◆ **Entries supplied**:
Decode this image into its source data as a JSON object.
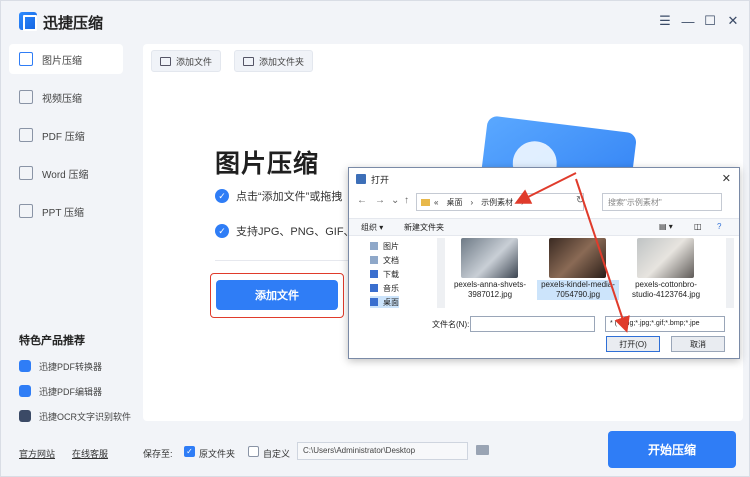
{
  "app": {
    "title": "迅捷压缩"
  },
  "sidebar": {
    "items": [
      {
        "label": "图片压缩"
      },
      {
        "label": "视频压缩"
      },
      {
        "label": "PDF 压缩"
      },
      {
        "label": "Word 压缩"
      },
      {
        "label": "PPT 压缩"
      }
    ],
    "promo_title": "特色产品推荐",
    "promos": [
      {
        "label": "迅捷PDF转换器"
      },
      {
        "label": "迅捷PDF编辑器"
      },
      {
        "label": "迅捷OCR文字识别软件"
      }
    ]
  },
  "toolbar": {
    "add_file": "添加文件",
    "add_folder": "添加文件夹"
  },
  "main": {
    "title": "图片压缩",
    "features": [
      "点击“添加文件”或拖拽",
      "支持JPG、PNG、GIF、B"
    ],
    "add_button": "添加文件"
  },
  "bottom": {
    "website": "官方网站",
    "support": "在线客服",
    "save_to": "保存至:",
    "source_folder": "原文件夹",
    "custom": "自定义",
    "path": "C:\\Users\\Administrator\\Desktop",
    "start": "开始压缩"
  },
  "dialog": {
    "title": "打开",
    "breadcrumb": [
      "«",
      "桌面",
      "›",
      "示例素材",
      "›"
    ],
    "search_placeholder": "搜索\"示例素材\"",
    "organize": "组织 ▾",
    "new_folder": "新建文件夹",
    "tree": [
      {
        "label": "图片"
      },
      {
        "label": "文档"
      },
      {
        "label": "下载"
      },
      {
        "label": "音乐"
      },
      {
        "label": "桌面"
      }
    ],
    "files": [
      {
        "name": "pexels-anna-shvets-3987012.jpg"
      },
      {
        "name": "pexels-kindel-media-7054790.jpg"
      },
      {
        "name": "pexels-cottonbro-studio-4123764.jpg"
      }
    ],
    "filename_label": "文件名(N):",
    "filetype": "* (*.png;*.jpg;*.gif;*.bmp;*.jpe",
    "open": "打开(O)",
    "cancel": "取消"
  },
  "colors": {
    "accent": "#2f7df6",
    "annotation": "#e03b2b"
  }
}
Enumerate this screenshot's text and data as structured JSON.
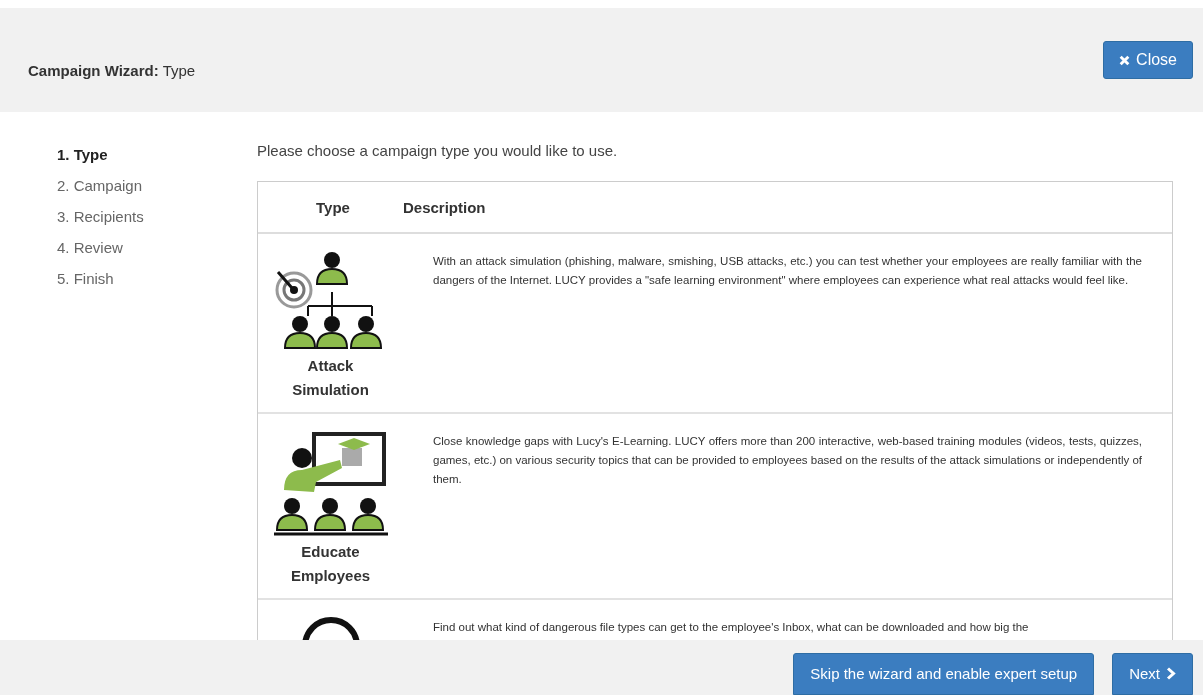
{
  "header": {
    "title_bold": "Campaign Wizard:",
    "title_step": "Type",
    "close_button": "Close"
  },
  "steps": [
    {
      "label": "1. Type",
      "selected": true
    },
    {
      "label": "2. Campaign",
      "selected": false
    },
    {
      "label": "3. Recipients",
      "selected": false
    },
    {
      "label": "4. Review",
      "selected": false
    },
    {
      "label": "5. Finish",
      "selected": false
    }
  ],
  "intro": "Please choose a campaign type you would like to use.",
  "table": {
    "columns": [
      "Type",
      "Description"
    ],
    "rows": [
      {
        "kind": "attack",
        "type": "Attack Simulation",
        "description": "With an attack simulation (phishing, malware, smishing, USB attacks, etc.) you can test whether your employees are really familiar with the dangers of the Internet. LUCY provides a \"safe learning environment\" where employees can experience what real attacks would feel like."
      },
      {
        "kind": "education",
        "type": "Educate Employees",
        "description": "Close knowledge gaps with Lucy's E-Learning. LUCY offers more than 200 interactive, web-based training modules (videos, tests, quizzes, games, etc.) on various security topics that can be provided to employees based on the results of the attack simulations or independently of them."
      },
      {
        "kind": "file",
        "description": "Find out what kind of dangerous file types can get to the employee's Inbox, what can be downloaded and how big the"
      }
    ]
  },
  "footer": {
    "skip_button": "Skip the wizard and enable expert setup",
    "next_button": "Next"
  }
}
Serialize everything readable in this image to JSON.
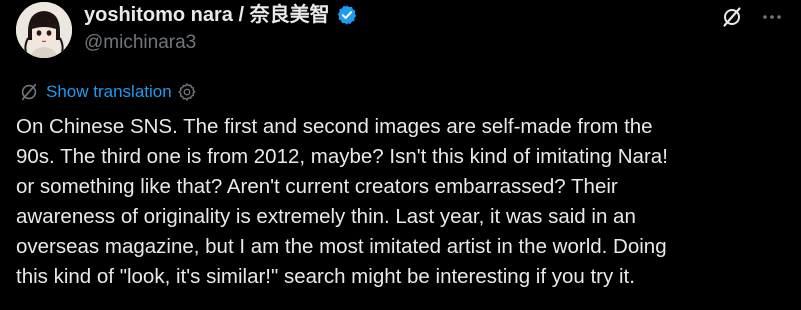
{
  "author": {
    "display_name": "yoshitomo nara / 奈良美智",
    "handle": "@michinara3",
    "verified": true
  },
  "header_icons": [
    {
      "icon": "grok-slash-icon"
    },
    {
      "icon": "more-icon"
    }
  ],
  "translation": {
    "link_label": "Show translation",
    "globe_icon": "translate-globe-icon",
    "settings_icon": "gear-icon"
  },
  "tweet": {
    "text": "On Chinese SNS. The first and second images are self-made from the\n90s. The third one is from 2012, maybe? Isn't this kind of imitating Nara!\nor something like that? Aren't current creators embarrassed? Their\nawareness of originality is extremely thin. Last year, it was said in an\noverseas magazine, but I am the most imitated artist in the world. Doing\nthis kind of \"look, it's similar!\" search might be interesting if you try it."
  },
  "colors": {
    "background": "#000000",
    "primary_text": "#e7e9ea",
    "secondary_text": "#71767b",
    "accent": "#1d9bf0"
  }
}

◆ **What the exercise asks**: Copy the whole of the material above exactly, but not its images.

◆ **Response**:
Decode this image into its source data as a JSON object.
{
  "app": {
    "title": "迅捷压缩"
  },
  "sidebar": {
    "items": [
      {
        "label": "图片压缩"
      },
      {
        "label": "视频压缩"
      },
      {
        "label": "PDF 压缩"
      },
      {
        "label": "Word 压缩"
      },
      {
        "label": "PPT 压缩"
      }
    ],
    "promo_title": "特色产品推荐",
    "promos": [
      {
        "label": "迅捷PDF转换器"
      },
      {
        "label": "迅捷PDF编辑器"
      },
      {
        "label": "迅捷OCR文字识别软件"
      }
    ]
  },
  "toolbar": {
    "add_file": "添加文件",
    "add_folder": "添加文件夹"
  },
  "main": {
    "title": "图片压缩",
    "features": [
      "点击“添加文件”或拖拽",
      "支持JPG、PNG、GIF、B"
    ],
    "add_button": "添加文件"
  },
  "bottom": {
    "website": "官方网站",
    "support": "在线客服",
    "save_to": "保存至:",
    "source_folder": "原文件夹",
    "custom": "自定义",
    "path": "C:\\Users\\Administrator\\Desktop",
    "start": "开始压缩"
  },
  "dialog": {
    "title": "打开",
    "breadcrumb": [
      "«",
      "桌面",
      "›",
      "示例素材",
      "›"
    ],
    "search_placeholder": "搜索\"示例素材\"",
    "organize": "组织 ▾",
    "new_folder": "新建文件夹",
    "tree": [
      {
        "label": "图片"
      },
      {
        "label": "文档"
      },
      {
        "label": "下载"
      },
      {
        "label": "音乐"
      },
      {
        "label": "桌面"
      }
    ],
    "files": [
      {
        "name": "pexels-anna-shvets-3987012.jpg"
      },
      {
        "name": "pexels-kindel-media-7054790.jpg"
      },
      {
        "name": "pexels-cottonbro-studio-4123764.jpg"
      }
    ],
    "filename_label": "文件名(N):",
    "filetype": "* (*.png;*.jpg;*.gif;*.bmp;*.jpe",
    "open": "打开(O)",
    "cancel": "取消"
  },
  "colors": {
    "accent": "#2f7df6",
    "annotation": "#e03b2b"
  }
}
Enumerate this screenshot's text and data as structured JSON.
{
  "header": {
    "title_bold": "Campaign Wizard:",
    "title_step": "Type",
    "close_button": "Close"
  },
  "steps": [
    {
      "label": "1. Type",
      "selected": true
    },
    {
      "label": "2. Campaign",
      "selected": false
    },
    {
      "label": "3. Recipients",
      "selected": false
    },
    {
      "label": "4. Review",
      "selected": false
    },
    {
      "label": "5. Finish",
      "selected": false
    }
  ],
  "intro": "Please choose a campaign type you would like to use.",
  "table": {
    "columns": [
      "Type",
      "Description"
    ],
    "rows": [
      {
        "kind": "attack",
        "type": "Attack Simulation",
        "description": "With an attack simulation (phishing, malware, smishing, USB attacks, etc.) you can test whether your employees are really familiar with the dangers of the Internet. LUCY provides a \"safe learning environment\" where employees can experience what real attacks would feel like."
      },
      {
        "kind": "education",
        "type": "Educate Employees",
        "description": "Close knowledge gaps with Lucy's E-Learning. LUCY offers more than 200 interactive, web-based training modules (videos, tests, quizzes, games, etc.) on various security topics that can be provided to employees based on the results of the attack simulations or independently of them."
      },
      {
        "kind": "file",
        "description": "Find out what kind of dangerous file types can get to the employee's Inbox, what can be downloaded and how big the"
      }
    ]
  },
  "footer": {
    "skip_button": "Skip the wizard and enable expert setup",
    "next_button": "Next"
  }
}
Serialize everything readable in this image to JSON.
{
  "author": {
    "display_name": "yoshitomo nara / 奈良美智",
    "handle": "@michinara3",
    "verified": true
  },
  "header_icons": [
    {
      "icon": "grok-slash-icon"
    },
    {
      "icon": "more-icon"
    }
  ],
  "translation": {
    "link_label": "Show translation",
    "globe_icon": "translate-globe-icon",
    "settings_icon": "gear-icon"
  },
  "tweet": {
    "text": "On Chinese SNS. The first and second images are self-made from the\n90s. The third one is from 2012, maybe? Isn't this kind of imitating Nara!\nor something like that? Aren't current creators embarrassed? Their\nawareness of originality is extremely thin. Last year, it was said in an\noverseas magazine, but I am the most imitated artist in the world. Doing\nthis kind of \"look, it's similar!\" search might be interesting if you try it."
  },
  "colors": {
    "background": "#000000",
    "primary_text": "#e7e9ea",
    "secondary_text": "#71767b",
    "accent": "#1d9bf0"
  }
}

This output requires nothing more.